▶ [GIVEN REQUEST]:
Answer with one number: how many lines have "heading".
** begin PROVIDED DATA **
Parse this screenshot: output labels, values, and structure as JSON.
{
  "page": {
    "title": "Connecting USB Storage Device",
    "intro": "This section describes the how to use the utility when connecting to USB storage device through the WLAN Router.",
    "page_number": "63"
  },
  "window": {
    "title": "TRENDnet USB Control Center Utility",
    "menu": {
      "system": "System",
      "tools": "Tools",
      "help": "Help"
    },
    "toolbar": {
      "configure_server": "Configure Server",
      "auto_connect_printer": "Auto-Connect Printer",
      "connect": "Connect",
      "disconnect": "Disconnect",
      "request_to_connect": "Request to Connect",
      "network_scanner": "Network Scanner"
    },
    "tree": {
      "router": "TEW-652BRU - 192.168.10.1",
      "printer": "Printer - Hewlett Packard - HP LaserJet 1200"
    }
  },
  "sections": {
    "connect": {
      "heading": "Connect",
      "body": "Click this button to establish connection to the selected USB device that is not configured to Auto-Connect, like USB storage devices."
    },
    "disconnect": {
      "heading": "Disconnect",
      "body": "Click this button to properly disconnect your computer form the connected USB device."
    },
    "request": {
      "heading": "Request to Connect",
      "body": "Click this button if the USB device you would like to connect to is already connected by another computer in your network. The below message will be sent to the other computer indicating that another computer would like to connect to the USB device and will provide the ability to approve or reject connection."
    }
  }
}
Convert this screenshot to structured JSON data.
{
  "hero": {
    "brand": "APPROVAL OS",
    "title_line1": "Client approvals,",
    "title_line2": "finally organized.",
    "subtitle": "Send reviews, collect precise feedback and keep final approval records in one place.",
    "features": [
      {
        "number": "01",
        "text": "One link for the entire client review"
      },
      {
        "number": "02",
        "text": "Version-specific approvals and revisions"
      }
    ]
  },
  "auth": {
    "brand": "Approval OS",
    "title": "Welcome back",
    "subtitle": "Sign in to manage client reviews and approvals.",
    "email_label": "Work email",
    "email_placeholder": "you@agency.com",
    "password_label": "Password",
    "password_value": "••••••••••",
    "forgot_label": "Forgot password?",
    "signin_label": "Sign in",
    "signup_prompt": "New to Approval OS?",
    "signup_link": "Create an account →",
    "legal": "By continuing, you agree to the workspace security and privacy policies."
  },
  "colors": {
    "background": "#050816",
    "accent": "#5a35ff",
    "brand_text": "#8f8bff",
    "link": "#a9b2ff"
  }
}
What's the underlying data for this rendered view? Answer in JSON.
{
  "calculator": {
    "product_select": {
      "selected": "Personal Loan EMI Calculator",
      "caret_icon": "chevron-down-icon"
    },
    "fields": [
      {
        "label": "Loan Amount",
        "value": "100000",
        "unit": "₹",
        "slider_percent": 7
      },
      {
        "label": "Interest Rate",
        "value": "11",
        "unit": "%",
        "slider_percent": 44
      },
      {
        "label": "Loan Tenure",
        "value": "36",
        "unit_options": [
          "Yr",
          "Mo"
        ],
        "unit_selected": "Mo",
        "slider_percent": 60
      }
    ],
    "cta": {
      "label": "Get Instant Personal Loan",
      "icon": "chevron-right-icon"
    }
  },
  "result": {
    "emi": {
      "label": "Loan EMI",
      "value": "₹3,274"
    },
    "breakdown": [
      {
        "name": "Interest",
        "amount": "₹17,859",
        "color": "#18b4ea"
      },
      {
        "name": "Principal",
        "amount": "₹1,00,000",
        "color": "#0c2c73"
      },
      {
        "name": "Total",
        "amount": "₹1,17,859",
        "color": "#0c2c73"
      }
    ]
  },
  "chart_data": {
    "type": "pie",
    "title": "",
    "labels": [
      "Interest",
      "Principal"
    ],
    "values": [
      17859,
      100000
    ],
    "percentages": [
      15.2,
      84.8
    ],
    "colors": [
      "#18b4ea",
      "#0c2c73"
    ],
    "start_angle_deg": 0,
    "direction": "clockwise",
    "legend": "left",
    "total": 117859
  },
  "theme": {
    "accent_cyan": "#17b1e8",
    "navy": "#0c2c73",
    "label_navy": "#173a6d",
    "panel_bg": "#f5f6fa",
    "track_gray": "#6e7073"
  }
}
** end PROVIDED DATA **
▶ [WRITTEN ANSWER]:
3